[Begin]

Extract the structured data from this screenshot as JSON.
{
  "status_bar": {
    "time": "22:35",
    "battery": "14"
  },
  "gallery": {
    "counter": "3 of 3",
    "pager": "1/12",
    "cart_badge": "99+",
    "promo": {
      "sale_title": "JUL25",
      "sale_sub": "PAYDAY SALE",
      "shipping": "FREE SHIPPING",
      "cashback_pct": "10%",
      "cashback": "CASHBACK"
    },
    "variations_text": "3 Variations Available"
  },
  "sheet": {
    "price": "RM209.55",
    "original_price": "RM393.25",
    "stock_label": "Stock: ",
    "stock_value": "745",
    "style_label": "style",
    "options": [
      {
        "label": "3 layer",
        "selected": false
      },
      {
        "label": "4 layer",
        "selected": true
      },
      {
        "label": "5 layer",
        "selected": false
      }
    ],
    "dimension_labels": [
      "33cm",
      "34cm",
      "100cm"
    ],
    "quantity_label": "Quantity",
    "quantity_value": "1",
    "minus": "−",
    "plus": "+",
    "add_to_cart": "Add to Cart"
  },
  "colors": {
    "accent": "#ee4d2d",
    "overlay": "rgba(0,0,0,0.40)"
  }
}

[End]

WRITTEN INSTRUCTION: For the listing above, identify each line bearing "layer".

REPLY:
        "label": "3 layer",
        "label": "4 layer",
        "label": "5 layer",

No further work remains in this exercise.